Page —
* start *

Make a semantic similarity estimate. The default estimate is cosine similarity using an average of word vectors.

Example

apples = nlp("I like apples")
oranges = nlp("I like oranges")
apples_oranges = apples.similarity(oranges)
oranges_apples = oranges.similarity(apples)
assert apples_oranges == oranges_apples
Name Description
other The object to compare with. By default, accepts Doc, Span, Token and Lexeme objects. Union[Doc, Span, Token, Lexeme]
RETURNS A scalar similarity score. Higher is more similar. float

Doc.count_by

Count the frequencies of a given attribute. Produces a dict of {attr (int): count (ints)} frequencies, keyed by the values of the given attribute ID.

Example

from spacy.attrs import ORTH
doc = nlp("apple apple orange banana")
assert doc.count_by(ORTH) == {7024: 1, 119552: 1, 2087: 2}
doc.to_array([ORTH])
# array([[11880], [11880], [7561], [12800]])
Name Description
attr_id The attribute ID. int
RETURNS A dictionary mapping attributes to integer counts. Dict[int, int]

Doc.get_lca_matrix

Calculates the lowest common ancestor matrix for a given Doc. Returns LCA matrix containing the integer index of the ancestor, or -1 if no common ancestor is found, e.g. if span excludes a necessary ancestor.

Example

doc = nlp("This is a test")
matrix = doc.get_lca_matrix()
# array([[0, 1, 1, 1], [1, 1, 1, 1], [1, 1, 2, 3], [1, 1, 3, 3]], dtype=int32)
Name Description
RETURNS The lowest common ancestor matrix of the Doc. numpy.ndarray[ndim=2, dtype=int32]

Doc.has_annotation

Check whether the doc contains annotation on a token attribute.

This method replaces the previous boolean attributes like Doc.is_tagged, Doc.is_parsed or Doc.is_sentenced.

doc = nlp("This is a text")
- assert doc.is_parsed
+ assert doc.has_annotation("DEP")
Name Description
attr The attribute string name or int ID. Union[int, str]
keyword-only
require_complete Whether to check that the attribute is set on every token in the doc. Defaults to False. bool
RETURNS Whether specified annotation is present in the doc. bool

Doc.to_array

Export given token attributes to a numpy ndarray. If attr_ids is a sequence of M attributes, the output array will be of shape (N, M), where N is the length of the Doc (in tokens). If attr_ids is a single attribute, the output shape will be (N,). You can specify attributes by integer ID (e.g. spacy.attrs.LEMMA) or string name (e.g. "LEMMA" or "lemma"). The values will be 64-bit integers.

Returns a 2D array with one row per token and one column per attribute (when attr_ids is a list), or as a 1D numpy array, with one item per attribute (when attr_ids is a single value).

Example

from spacy.attrs import LOWER, POS, ENT_TYPE, IS_ALPHA
doc = nlp(text)
# All strings mapped to integers, for easy export to numpy
np_array = doc.to_array([LOWER, POS, ENT_TYPE, IS_ALPHA])
np_array = doc.to_array("POS")

* end *

Exercise task —
Set down the passage of the spaCy Doc reference word for word, starting with "oranges_apples = oranges.similarity(apples)" and going on through "given attribute ID.".

Dataset excerpt —
* start *

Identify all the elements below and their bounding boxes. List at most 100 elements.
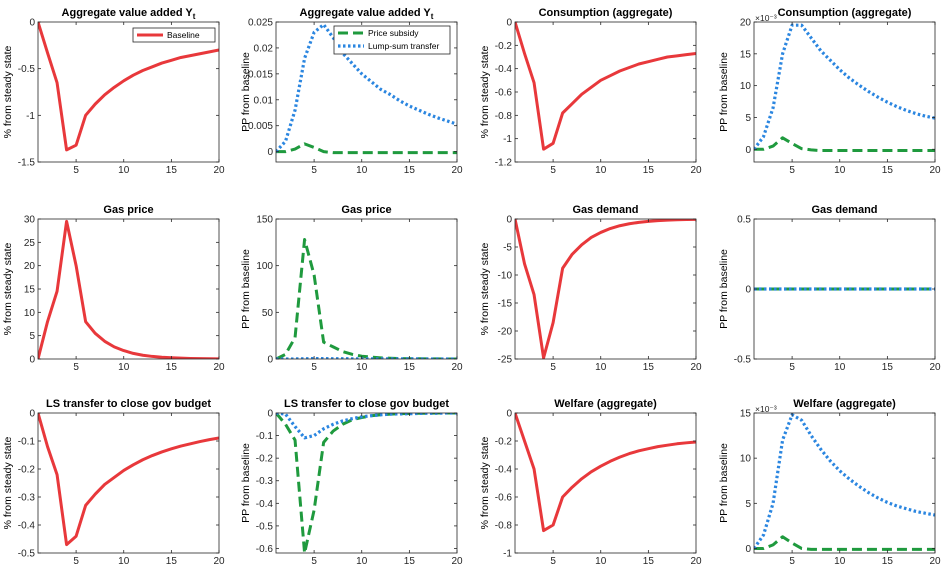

* end *

Result of this task —
oranges_apples = oranges.similarity(apples)
assert apples_oranges == oranges_apples
Name Description
other The object to compare with. By default, accepts Doc, Span, Token and Lexeme objects. Union[Doc, Span, Token, Lexeme]
RETURNS A scalar similarity score. Higher is more similar. float

Doc.count_by

Count the frequencies of a given attribute. Produces a dict of {attr (int): count (ints)} frequencies, keyed by the values of the given attribute ID.